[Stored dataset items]
· · · ·

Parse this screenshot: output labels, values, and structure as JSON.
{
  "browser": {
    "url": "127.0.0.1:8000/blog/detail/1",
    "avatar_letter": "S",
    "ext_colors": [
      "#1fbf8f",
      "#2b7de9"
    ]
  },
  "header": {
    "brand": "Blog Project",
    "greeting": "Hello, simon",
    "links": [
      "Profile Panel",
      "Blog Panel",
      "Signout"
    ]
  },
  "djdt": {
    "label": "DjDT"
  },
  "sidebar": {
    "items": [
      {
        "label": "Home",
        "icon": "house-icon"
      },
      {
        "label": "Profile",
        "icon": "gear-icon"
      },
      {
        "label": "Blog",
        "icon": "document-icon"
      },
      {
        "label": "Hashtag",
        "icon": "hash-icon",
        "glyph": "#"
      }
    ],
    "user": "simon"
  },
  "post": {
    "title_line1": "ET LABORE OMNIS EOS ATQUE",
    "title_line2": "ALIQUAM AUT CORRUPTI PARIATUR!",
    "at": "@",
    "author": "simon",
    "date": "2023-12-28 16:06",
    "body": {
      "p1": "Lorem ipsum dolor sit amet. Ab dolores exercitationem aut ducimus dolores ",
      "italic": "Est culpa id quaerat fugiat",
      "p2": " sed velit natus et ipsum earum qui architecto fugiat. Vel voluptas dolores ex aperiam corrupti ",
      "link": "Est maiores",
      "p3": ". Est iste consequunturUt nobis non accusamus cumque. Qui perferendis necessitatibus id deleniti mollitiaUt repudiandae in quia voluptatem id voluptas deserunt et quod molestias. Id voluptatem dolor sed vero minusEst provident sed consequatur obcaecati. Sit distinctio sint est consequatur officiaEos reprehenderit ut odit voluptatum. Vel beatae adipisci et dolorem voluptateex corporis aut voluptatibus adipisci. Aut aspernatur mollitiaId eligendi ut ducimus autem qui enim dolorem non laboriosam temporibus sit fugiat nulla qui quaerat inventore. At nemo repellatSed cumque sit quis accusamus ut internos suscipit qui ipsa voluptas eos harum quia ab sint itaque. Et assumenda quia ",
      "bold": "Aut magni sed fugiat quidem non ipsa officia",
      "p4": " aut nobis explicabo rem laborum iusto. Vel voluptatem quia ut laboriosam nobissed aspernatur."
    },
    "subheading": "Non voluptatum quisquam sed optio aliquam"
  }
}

· · · ·

Problem =
Gather each line from the listing above that holds "simon".

Correct answer =
    "greeting": "Hello, simon",
    "user": "simon"
    "author": "simon",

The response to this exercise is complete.